TASK TO COMPLETE >>
Your task is to repeat the entries exactly. Leave the pictures out.

[Entries from a visual dataset]
....................

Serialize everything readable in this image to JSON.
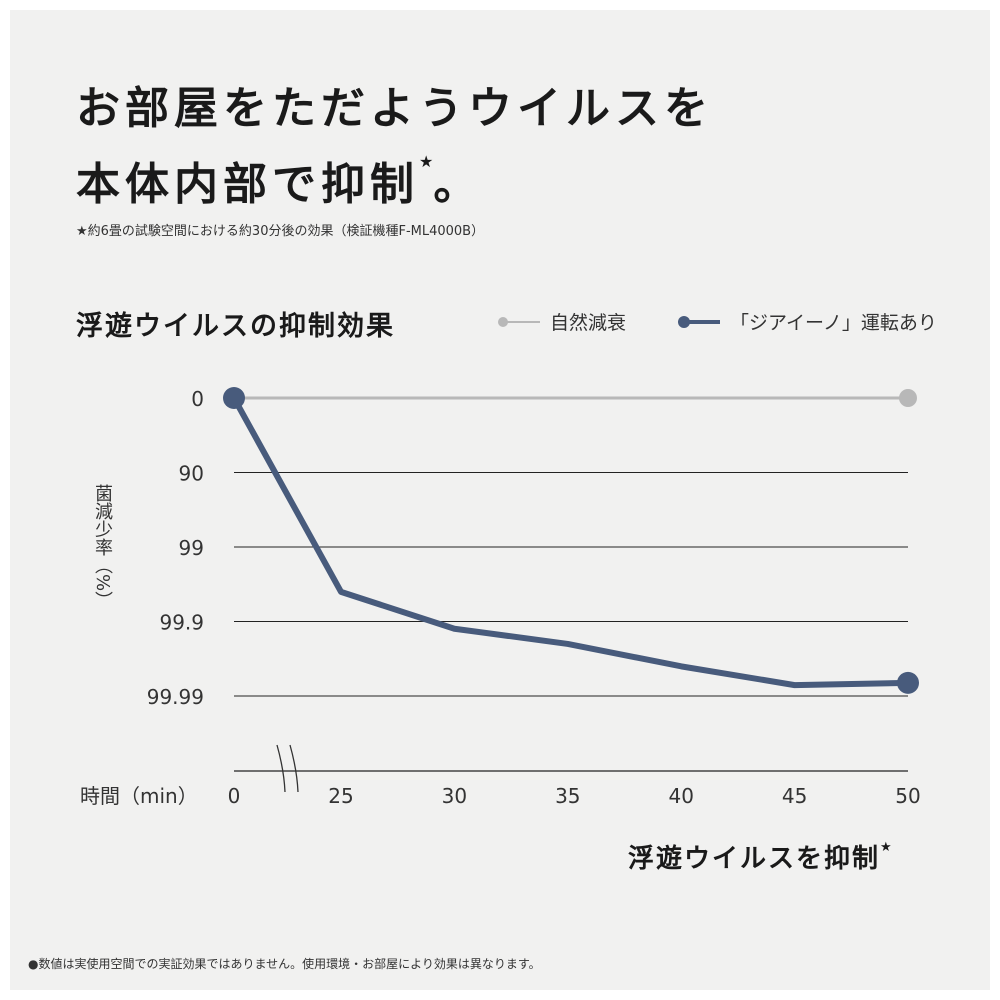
{
  "headline": {
    "line1": "お部屋をただようウイルスを",
    "line2": "本体内部で抑制",
    "line2_star": "★",
    "line2_end": "。"
  },
  "note": "★約6畳の試験空間における約30分後の効果（検証機種F-ML4000B）",
  "footnote": "●数値は実使用空間での実証効果ではありません。使用環境・お部屋により効果は異なります。",
  "callout": {
    "text": "浮遊ウイルスを抑制",
    "star": "★"
  },
  "colors": {
    "natural": "#b8b8b8",
    "ziaino": "#485b7c",
    "grid": "#222222"
  },
  "chart_data": {
    "type": "line",
    "title": "浮遊ウイルスの抑制効果",
    "ylabel": "菌減少率（%）",
    "xlabel": "時間（min）",
    "x_ticks": [
      "0",
      "25",
      "30",
      "35",
      "40",
      "45",
      "50"
    ],
    "y_ticks": [
      "0",
      "90",
      "99",
      "99.9",
      "99.99"
    ],
    "y_scale": "log-reduction",
    "x_axis_break": "between 0 and 25",
    "grid": true,
    "legend_position": "top-right",
    "series": [
      {
        "name": "自然減衰",
        "x": [
          0,
          50
        ],
        "y": [
          0,
          0
        ],
        "markers": "endpoints"
      },
      {
        "name": "「ジアイーノ」運転あり",
        "x": [
          0,
          25,
          30,
          35,
          40,
          45,
          50
        ],
        "y": [
          0,
          99.75,
          99.92,
          99.95,
          99.975,
          99.986,
          99.985
        ],
        "markers": "endpoints"
      }
    ]
  }
}
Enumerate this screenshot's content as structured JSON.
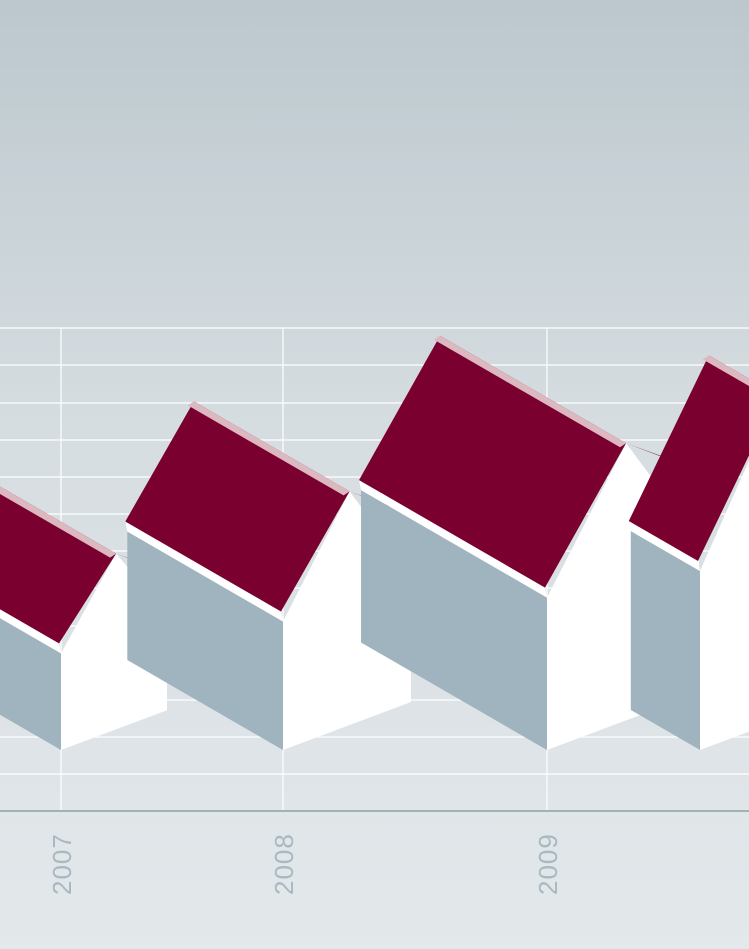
{
  "chart_data": {
    "type": "bar",
    "style": "isometric-house-pictogram",
    "title": "",
    "xlabel": "",
    "ylabel": "",
    "categories": [
      "2007",
      "2008",
      "2009"
    ],
    "values": [
      0.49,
      0.61,
      0.7
    ],
    "partial_next_value": 0.8,
    "ylim": [
      0,
      1
    ],
    "grid": true,
    "legend": "none",
    "colors": {
      "roof": "#7a0030",
      "roof_highlight": "#dcb8c0",
      "wall_front": "#ffffff",
      "wall_side": "#9fb4be",
      "grid": "#ffffff",
      "baseline": "#9fb2bb",
      "tick_label": "#a8b9c1"
    }
  }
}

....................

EXERCISE OUTPUT >>
Serialize everything readable in this image to JSON.
{
  "headline": {
    "line1": "お部屋をただようウイルスを",
    "line2": "本体内部で抑制",
    "line2_star": "★",
    "line2_end": "。"
  },
  "note": "★約6畳の試験空間における約30分後の効果（検証機種F-ML4000B）",
  "footnote": "●数値は実使用空間での実証効果ではありません。使用環境・お部屋により効果は異なります。",
  "callout": {
    "text": "浮遊ウイルスを抑制",
    "star": "★"
  },
  "colors": {
    "natural": "#b8b8b8",
    "ziaino": "#485b7c",
    "grid": "#222222"
  },
  "chart_data": {
    "type": "line",
    "title": "浮遊ウイルスの抑制効果",
    "ylabel": "菌減少率（%）",
    "xlabel": "時間（min）",
    "x_ticks": [
      "0",
      "25",
      "30",
      "35",
      "40",
      "45",
      "50"
    ],
    "y_ticks": [
      "0",
      "90",
      "99",
      "99.9",
      "99.99"
    ],
    "y_scale": "log-reduction",
    "x_axis_break": "between 0 and 25",
    "grid": true,
    "legend_position": "top-right",
    "series": [
      {
        "name": "自然減衰",
        "x": [
          0,
          50
        ],
        "y": [
          0,
          0
        ],
        "markers": "endpoints"
      },
      {
        "name": "「ジアイーノ」運転あり",
        "x": [
          0,
          25,
          30,
          35,
          40,
          45,
          50
        ],
        "y": [
          0,
          99.75,
          99.92,
          99.95,
          99.975,
          99.986,
          99.985
        ],
        "markers": "endpoints"
      }
    ]
  }
}
Enumerate this screenshot's content as structured JSON.
{
  "chart_data": {
    "type": "bar",
    "style": "isometric-house-pictogram",
    "title": "",
    "xlabel": "",
    "ylabel": "",
    "categories": [
      "2007",
      "2008",
      "2009"
    ],
    "values": [
      0.49,
      0.61,
      0.7
    ],
    "partial_next_value": 0.8,
    "ylim": [
      0,
      1
    ],
    "grid": true,
    "legend": "none",
    "colors": {
      "roof": "#7a0030",
      "roof_highlight": "#dcb8c0",
      "wall_front": "#ffffff",
      "wall_side": "#9fb4be",
      "grid": "#ffffff",
      "baseline": "#9fb2bb",
      "tick_label": "#a8b9c1"
    }
  }
}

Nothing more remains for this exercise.